## WHAT YOU WILL DO
Copy out all lines where "bedding" appears.

--- start of DATA FOR THIS EXERCISE ---

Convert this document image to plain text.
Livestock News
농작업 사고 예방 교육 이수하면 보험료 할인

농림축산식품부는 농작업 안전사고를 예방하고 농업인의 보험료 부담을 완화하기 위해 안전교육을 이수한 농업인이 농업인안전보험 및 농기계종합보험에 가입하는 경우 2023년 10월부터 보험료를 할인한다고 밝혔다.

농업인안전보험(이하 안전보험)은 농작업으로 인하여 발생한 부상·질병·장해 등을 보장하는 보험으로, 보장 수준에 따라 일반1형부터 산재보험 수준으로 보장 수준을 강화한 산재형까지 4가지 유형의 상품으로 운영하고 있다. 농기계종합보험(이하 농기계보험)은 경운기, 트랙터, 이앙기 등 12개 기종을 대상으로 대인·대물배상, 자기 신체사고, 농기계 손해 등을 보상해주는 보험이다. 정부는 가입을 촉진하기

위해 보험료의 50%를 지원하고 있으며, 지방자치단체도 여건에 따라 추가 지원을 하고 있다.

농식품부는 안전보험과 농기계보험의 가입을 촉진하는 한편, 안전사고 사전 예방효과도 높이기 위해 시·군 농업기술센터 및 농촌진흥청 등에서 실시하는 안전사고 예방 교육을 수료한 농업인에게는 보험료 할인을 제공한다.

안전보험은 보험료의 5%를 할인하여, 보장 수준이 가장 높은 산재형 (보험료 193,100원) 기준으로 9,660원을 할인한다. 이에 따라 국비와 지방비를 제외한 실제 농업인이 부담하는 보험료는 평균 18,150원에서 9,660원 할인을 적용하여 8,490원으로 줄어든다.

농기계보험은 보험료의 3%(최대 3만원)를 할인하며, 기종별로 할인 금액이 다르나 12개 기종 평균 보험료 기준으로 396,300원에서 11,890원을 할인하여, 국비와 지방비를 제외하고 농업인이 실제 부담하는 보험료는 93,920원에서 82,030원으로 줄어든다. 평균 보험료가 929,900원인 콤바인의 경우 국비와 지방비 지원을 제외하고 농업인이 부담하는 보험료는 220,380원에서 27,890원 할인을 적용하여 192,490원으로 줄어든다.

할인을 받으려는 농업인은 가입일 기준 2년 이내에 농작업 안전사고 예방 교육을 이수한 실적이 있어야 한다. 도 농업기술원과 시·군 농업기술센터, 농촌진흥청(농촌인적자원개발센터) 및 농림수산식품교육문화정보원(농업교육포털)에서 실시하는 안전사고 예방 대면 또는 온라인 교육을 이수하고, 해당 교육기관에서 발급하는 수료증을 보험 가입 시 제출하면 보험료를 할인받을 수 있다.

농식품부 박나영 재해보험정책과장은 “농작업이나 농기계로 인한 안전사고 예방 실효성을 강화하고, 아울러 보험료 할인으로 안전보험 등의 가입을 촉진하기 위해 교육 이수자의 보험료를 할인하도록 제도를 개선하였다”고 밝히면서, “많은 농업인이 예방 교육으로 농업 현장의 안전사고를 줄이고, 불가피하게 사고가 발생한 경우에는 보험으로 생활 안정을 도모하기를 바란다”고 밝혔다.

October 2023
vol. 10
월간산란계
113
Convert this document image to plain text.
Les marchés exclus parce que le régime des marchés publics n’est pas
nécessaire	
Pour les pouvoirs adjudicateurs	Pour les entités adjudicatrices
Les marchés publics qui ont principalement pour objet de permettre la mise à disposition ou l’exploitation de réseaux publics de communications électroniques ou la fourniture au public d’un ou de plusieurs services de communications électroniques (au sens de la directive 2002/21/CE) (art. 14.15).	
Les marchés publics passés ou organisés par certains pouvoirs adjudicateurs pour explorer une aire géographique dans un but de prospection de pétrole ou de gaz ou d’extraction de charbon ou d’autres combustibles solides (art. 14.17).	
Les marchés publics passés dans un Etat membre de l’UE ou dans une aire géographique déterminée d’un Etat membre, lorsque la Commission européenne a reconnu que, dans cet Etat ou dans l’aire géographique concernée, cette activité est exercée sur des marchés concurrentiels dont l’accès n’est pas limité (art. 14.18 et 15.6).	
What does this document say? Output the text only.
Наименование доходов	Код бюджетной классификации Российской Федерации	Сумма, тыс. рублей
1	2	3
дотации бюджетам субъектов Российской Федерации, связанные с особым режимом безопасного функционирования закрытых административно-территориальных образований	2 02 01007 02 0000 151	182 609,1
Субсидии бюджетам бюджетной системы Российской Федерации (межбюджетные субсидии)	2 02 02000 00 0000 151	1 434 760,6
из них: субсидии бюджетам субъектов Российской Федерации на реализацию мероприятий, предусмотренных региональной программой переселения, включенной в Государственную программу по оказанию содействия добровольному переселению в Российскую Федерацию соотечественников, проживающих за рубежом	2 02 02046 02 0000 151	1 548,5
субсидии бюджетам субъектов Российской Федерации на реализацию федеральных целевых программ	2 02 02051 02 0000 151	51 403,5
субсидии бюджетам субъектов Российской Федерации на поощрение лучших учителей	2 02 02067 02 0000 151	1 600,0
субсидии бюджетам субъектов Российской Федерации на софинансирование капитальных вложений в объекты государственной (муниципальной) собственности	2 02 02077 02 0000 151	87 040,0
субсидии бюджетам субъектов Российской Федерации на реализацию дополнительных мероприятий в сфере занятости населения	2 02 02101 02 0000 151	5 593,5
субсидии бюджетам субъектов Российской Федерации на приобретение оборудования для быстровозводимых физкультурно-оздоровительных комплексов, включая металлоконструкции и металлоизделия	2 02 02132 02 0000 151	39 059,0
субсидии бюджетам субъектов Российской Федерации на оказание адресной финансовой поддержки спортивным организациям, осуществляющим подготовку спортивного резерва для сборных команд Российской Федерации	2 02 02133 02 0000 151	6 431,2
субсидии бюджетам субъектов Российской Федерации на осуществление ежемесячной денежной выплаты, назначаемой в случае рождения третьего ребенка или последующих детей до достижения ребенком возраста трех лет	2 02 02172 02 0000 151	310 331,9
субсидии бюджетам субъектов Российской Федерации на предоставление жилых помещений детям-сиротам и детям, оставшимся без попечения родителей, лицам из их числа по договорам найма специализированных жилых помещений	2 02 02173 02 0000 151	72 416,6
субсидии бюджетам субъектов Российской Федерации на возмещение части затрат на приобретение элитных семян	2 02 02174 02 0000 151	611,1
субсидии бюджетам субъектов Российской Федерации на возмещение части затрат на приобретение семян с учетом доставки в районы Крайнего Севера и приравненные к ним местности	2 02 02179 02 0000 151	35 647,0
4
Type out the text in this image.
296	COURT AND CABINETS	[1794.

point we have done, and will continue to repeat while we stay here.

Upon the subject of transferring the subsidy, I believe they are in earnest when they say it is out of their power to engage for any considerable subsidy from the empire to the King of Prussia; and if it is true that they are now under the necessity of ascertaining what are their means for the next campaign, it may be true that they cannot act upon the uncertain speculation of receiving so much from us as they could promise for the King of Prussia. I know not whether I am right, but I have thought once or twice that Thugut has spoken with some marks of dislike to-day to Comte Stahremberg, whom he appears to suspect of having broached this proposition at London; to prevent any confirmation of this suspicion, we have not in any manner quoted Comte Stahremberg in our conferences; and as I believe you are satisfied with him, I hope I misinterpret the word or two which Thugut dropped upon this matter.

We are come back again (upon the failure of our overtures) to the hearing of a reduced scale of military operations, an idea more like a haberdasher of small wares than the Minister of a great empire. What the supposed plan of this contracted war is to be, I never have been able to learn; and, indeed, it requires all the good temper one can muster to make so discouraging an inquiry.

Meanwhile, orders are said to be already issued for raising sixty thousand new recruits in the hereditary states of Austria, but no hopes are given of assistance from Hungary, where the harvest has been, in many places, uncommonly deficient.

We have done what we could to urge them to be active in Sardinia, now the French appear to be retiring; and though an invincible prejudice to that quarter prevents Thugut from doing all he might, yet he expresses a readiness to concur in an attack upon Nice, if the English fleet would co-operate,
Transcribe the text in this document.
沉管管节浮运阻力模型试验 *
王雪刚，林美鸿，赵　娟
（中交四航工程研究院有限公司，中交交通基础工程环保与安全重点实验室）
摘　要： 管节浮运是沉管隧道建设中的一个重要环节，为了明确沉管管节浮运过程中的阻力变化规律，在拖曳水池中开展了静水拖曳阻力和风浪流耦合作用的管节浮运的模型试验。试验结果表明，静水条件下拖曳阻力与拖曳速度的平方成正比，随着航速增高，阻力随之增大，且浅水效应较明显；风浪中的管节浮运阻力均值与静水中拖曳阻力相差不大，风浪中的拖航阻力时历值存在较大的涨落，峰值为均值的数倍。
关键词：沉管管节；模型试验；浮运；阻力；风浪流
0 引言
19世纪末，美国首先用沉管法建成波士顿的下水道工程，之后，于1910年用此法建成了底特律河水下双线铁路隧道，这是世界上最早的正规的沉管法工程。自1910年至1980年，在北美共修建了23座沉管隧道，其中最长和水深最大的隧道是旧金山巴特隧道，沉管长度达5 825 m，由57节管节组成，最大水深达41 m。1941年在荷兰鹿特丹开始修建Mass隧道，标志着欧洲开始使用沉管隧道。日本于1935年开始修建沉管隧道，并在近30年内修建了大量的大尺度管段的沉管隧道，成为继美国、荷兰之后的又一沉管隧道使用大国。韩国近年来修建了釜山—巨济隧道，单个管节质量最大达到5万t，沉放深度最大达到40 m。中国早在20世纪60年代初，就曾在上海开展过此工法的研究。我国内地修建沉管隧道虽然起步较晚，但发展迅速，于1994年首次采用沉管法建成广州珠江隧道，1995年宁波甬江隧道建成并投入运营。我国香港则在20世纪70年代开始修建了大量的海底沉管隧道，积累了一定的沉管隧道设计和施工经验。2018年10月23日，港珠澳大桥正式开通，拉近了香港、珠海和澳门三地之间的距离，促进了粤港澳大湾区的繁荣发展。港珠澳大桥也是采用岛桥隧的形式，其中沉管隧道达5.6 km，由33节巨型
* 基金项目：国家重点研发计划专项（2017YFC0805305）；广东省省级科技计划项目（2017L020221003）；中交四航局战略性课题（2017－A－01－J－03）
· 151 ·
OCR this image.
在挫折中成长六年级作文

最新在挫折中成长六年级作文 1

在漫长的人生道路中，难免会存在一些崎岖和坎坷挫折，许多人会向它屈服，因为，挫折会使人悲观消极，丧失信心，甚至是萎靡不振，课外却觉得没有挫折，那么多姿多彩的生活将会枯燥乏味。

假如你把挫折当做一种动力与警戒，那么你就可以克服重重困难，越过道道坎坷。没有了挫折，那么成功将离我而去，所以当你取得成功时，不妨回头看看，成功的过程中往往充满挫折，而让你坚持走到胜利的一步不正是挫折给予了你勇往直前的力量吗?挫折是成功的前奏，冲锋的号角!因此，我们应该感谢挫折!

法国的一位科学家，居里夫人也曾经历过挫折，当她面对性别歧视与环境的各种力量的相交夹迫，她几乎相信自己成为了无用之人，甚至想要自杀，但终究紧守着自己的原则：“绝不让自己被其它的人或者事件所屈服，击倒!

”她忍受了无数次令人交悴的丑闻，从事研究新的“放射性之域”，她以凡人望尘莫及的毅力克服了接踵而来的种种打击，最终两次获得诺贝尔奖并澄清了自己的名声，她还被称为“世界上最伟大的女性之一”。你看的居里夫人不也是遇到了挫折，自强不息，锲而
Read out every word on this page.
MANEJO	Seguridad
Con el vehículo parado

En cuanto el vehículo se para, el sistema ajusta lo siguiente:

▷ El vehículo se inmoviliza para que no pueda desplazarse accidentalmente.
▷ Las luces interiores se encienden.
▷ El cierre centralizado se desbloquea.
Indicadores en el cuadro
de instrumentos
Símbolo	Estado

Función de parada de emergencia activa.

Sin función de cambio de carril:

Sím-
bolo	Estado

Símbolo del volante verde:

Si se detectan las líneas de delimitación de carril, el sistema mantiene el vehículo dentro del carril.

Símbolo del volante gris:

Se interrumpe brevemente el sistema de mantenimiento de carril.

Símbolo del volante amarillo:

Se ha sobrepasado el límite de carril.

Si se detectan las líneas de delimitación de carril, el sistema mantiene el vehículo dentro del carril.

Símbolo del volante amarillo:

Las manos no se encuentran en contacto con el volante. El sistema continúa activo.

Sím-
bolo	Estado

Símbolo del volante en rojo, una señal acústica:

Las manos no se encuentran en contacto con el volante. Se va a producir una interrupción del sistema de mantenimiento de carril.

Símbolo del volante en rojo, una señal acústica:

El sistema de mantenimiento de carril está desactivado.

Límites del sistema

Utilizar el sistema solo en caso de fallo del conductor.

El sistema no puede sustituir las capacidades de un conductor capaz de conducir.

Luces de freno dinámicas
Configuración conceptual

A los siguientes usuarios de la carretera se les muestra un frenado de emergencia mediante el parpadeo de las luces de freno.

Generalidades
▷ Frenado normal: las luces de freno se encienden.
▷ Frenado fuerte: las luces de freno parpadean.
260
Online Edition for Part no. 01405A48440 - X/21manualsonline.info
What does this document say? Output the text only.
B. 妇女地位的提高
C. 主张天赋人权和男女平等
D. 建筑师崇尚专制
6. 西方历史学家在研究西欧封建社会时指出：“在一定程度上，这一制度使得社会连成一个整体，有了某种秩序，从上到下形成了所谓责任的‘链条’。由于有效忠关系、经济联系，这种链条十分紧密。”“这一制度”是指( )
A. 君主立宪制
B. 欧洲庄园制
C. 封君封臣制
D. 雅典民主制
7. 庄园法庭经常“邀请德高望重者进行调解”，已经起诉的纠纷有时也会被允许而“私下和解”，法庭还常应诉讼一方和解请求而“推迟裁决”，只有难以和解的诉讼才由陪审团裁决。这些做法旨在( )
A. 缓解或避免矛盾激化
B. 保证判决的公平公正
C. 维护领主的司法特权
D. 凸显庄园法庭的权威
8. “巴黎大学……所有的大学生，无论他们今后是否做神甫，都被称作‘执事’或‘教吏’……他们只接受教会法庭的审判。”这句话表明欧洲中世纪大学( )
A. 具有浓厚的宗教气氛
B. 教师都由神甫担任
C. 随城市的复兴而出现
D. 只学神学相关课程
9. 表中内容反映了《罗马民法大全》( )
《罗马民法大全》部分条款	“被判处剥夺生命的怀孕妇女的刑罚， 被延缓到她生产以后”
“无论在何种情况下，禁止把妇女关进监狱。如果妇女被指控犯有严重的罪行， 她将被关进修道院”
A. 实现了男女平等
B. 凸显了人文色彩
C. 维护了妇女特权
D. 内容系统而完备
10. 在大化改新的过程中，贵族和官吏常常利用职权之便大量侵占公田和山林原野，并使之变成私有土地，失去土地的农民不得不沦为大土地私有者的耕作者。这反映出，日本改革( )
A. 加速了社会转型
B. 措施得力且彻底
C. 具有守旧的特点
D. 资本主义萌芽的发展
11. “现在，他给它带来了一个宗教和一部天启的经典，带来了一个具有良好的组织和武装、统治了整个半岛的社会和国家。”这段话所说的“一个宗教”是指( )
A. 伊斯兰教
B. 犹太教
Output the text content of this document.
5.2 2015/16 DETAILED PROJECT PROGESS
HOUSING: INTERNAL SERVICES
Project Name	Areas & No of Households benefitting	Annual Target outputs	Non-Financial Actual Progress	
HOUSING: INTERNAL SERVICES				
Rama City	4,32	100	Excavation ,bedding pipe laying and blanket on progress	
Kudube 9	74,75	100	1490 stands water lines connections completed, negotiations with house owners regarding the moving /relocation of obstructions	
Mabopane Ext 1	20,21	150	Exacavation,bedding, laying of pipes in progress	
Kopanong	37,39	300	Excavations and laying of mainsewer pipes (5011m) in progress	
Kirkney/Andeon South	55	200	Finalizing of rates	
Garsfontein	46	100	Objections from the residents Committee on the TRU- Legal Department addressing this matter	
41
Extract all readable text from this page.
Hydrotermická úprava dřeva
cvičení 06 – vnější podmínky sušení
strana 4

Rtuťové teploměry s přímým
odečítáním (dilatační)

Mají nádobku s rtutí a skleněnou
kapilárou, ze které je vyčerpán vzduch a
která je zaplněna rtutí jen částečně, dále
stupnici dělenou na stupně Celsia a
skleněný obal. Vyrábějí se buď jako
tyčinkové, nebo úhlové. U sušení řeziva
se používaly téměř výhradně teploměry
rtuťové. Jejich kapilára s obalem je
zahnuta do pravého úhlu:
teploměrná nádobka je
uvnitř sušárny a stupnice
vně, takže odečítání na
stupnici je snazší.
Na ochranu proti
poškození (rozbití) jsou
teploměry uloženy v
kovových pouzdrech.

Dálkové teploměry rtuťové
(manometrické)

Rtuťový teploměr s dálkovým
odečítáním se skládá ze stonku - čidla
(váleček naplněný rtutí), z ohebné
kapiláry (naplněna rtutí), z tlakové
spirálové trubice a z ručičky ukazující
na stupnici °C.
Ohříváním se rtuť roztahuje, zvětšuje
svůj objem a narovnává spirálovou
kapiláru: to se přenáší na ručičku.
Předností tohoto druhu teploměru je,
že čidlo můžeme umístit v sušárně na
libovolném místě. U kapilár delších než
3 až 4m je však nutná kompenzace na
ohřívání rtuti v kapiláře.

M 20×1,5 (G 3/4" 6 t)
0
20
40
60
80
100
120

--- end of DATA FOR THIS EXERCISE ---

## RESULT FOR THIS EXERCISE
Rama City	4,32	100	Excavation ,bedding pipe laying and blanket on progress	
Mabopane Ext 1	20,21	150	Exacavation,bedding, laying of pipes in progress	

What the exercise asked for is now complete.